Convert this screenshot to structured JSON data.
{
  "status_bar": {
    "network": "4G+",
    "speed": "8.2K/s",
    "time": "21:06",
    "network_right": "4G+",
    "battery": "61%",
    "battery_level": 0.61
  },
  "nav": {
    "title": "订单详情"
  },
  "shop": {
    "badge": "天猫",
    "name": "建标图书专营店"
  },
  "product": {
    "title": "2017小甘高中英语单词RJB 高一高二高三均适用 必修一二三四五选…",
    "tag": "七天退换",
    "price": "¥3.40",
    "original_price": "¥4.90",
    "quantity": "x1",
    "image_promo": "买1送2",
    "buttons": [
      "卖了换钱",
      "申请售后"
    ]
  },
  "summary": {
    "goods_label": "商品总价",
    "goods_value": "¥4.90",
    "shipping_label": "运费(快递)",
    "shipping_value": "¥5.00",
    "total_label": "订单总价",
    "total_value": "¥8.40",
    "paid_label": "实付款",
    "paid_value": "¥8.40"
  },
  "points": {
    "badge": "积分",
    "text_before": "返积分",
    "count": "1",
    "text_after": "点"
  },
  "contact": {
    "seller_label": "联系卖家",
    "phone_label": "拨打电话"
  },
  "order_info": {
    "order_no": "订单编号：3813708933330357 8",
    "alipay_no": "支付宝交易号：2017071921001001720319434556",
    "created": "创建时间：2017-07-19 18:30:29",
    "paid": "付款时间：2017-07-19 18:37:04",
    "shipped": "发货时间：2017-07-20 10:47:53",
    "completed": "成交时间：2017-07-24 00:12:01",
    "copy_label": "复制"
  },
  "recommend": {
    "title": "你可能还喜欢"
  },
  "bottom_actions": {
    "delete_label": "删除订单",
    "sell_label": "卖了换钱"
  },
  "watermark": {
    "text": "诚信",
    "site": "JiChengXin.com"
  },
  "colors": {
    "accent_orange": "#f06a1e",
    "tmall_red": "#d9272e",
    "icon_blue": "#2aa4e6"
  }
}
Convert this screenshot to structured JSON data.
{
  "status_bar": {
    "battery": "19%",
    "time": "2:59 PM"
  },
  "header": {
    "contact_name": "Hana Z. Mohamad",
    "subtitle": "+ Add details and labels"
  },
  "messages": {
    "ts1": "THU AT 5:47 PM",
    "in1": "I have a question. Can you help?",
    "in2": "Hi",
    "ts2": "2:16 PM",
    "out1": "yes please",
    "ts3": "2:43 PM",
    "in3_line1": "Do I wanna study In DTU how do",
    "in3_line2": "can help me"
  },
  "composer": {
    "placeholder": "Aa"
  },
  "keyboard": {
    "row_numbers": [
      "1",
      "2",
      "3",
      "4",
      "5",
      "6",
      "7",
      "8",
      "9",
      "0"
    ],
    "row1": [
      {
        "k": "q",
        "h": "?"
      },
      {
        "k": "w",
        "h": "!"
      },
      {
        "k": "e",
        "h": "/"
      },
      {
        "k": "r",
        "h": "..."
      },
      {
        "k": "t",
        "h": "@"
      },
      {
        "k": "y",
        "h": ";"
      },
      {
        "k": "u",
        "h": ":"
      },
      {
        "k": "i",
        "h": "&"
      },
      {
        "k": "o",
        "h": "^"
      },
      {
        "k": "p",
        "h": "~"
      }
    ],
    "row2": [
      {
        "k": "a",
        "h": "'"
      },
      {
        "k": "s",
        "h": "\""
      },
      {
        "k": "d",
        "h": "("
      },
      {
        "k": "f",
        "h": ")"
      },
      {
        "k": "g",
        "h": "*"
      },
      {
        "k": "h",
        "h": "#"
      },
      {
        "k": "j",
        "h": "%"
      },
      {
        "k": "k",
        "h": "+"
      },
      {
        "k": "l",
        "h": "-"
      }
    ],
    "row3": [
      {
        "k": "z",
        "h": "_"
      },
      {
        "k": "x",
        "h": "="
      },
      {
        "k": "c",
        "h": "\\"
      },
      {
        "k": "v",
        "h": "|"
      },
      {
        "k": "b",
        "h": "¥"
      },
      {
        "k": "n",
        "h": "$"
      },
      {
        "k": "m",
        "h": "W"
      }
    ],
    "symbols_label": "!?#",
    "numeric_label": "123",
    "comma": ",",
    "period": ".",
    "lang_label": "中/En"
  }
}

--

Written instruction: State the number of lines in these entries that include the string "help". Provide nothing beyond that number.

Result below: 2